── The input ──

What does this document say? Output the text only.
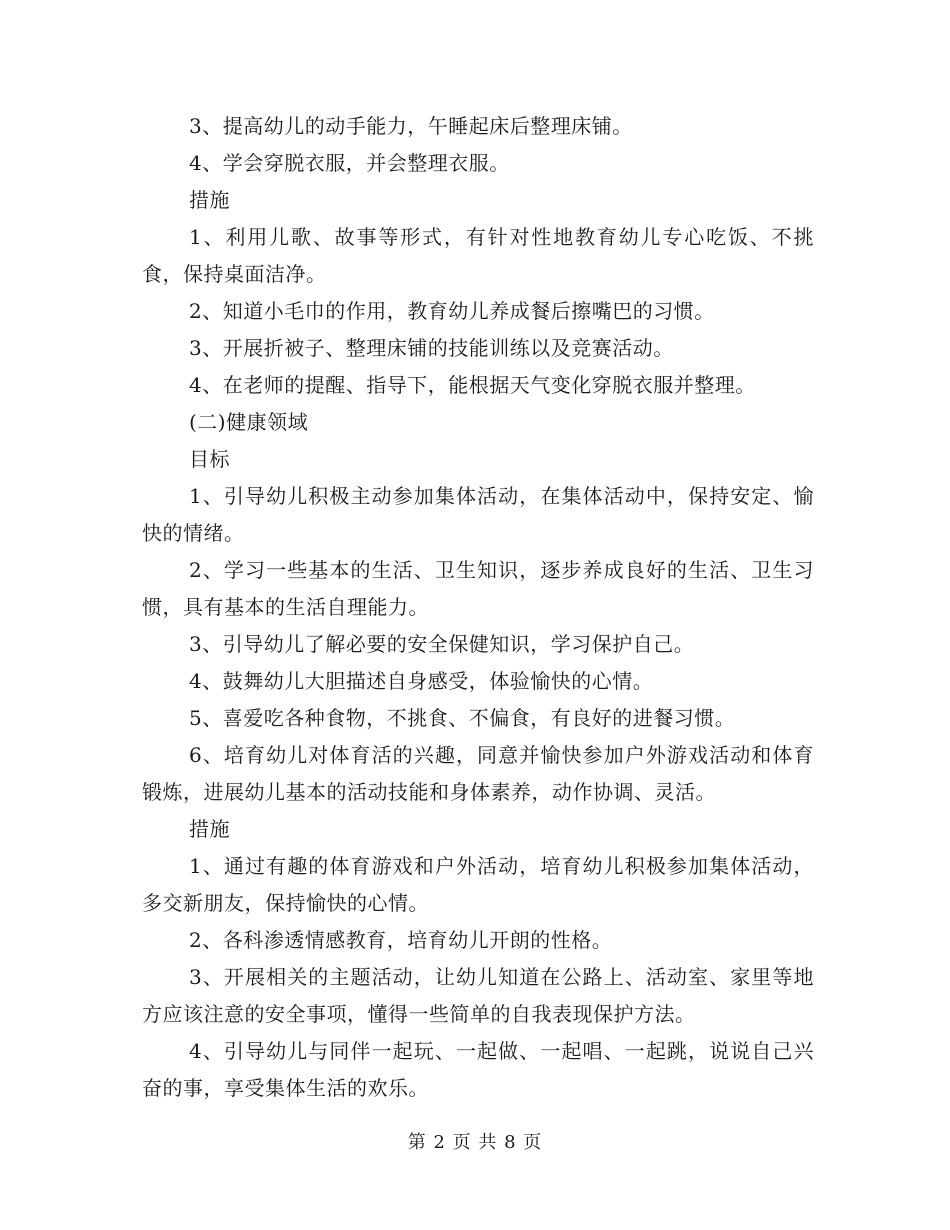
3、提高幼儿的动手能力，午睡起床后整理床铺。

4、学会穿脱衣服，并会整理衣服。

措施

1、利用儿歌、故事等形式，有针对性地教育幼儿专心吃饭、不挑食，保持桌面洁净。

2、知道小毛巾的作用，教育幼儿养成餐后擦嘴巴的习惯。

3、开展折被子、整理床铺的技能训练以及竞赛活动。

4、在老师的提醒、指导下，能根据天气变化穿脱衣服并整理。

(二)健康领域

目标

1、引导幼儿积极主动参加集体活动，在集体活动中，保持安定、愉快的情绪。

2、学习一些基本的生活、卫生知识，逐步养成良好的生活、卫生习惯，具有基本的生活自理能力。

3、引导幼儿了解必要的安全保健知识，学习保护自己。

4、鼓舞幼儿大胆描述自身感受，体验愉快的心情。

5、喜爱吃各种食物，不挑食、不偏食，有良好的进餐习惯。

6、培育幼儿对体育活的兴趣，同意并愉快参加户外游戏活动和体育锻炼，进展幼儿基本的活动技能和身体素养，动作协调、灵活。

措施

1、通过有趣的体育游戏和户外活动，培育幼儿积极参加集体活动，多交新朋友，保持愉快的心情。

2、各科渗透情感教育，培育幼儿开朗的性格。

3、开展相关的主题活动，让幼儿知道在公路上、活动室、家里等地方应该注意的安全事项，懂得一些简单的自我表现保护方法。

4、引导幼儿与同伴一起玩、一起做、一起唱、一起跳，说说自己兴奋的事，享受集体生活的欢乐。

第 2 页 共 8 页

───

Problem to work on:
Transcribe the records above exactly, omitting every picture they contain.

Task answer:
What does this document say? Output the text only.
3、提高幼儿的动手能力，午睡起床后整理床铺。

4、学会穿脱衣服，并会整理衣服。

措施

1、利用儿歌、故事等形式，有针对性地教育幼儿专心吃饭、不挑食，保持桌面洁净。

2、知道小毛巾的作用，教育幼儿养成餐后擦嘴巴的习惯。

3、开展折被子、整理床铺的技能训练以及竞赛活动。

4、在老师的提醒、指导下，能根据天气变化穿脱衣服并整理。

(二)健康领域

目标

1、引导幼儿积极主动参加集体活动，在集体活动中，保持安定、愉快的情绪。

2、学习一些基本的生活、卫生知识，逐步养成良好的生活、卫生习惯，具有基本的生活自理能力。

3、引导幼儿了解必要的安全保健知识，学习保护自己。

4、鼓舞幼儿大胆描述自身感受，体验愉快的心情。

5、喜爱吃各种食物，不挑食、不偏食，有良好的进餐习惯。

6、培育幼儿对体育活的兴趣，同意并愉快参加户外游戏活动和体育锻炼，进展幼儿基本的活动技能和身体素养，动作协调、灵活。

措施

1、通过有趣的体育游戏和户外活动，培育幼儿积极参加集体活动，多交新朋友，保持愉快的心情。

2、各科渗透情感教育，培育幼儿开朗的性格。

3、开展相关的主题活动，让幼儿知道在公路上、活动室、家里等地方应该注意的安全事项，懂得一些简单的自我表现保护方法。

4、引导幼儿与同伴一起玩、一起做、一起唱、一起跳，说说自己兴奋的事，享受集体生活的欢乐。

第 2 页 共 8 页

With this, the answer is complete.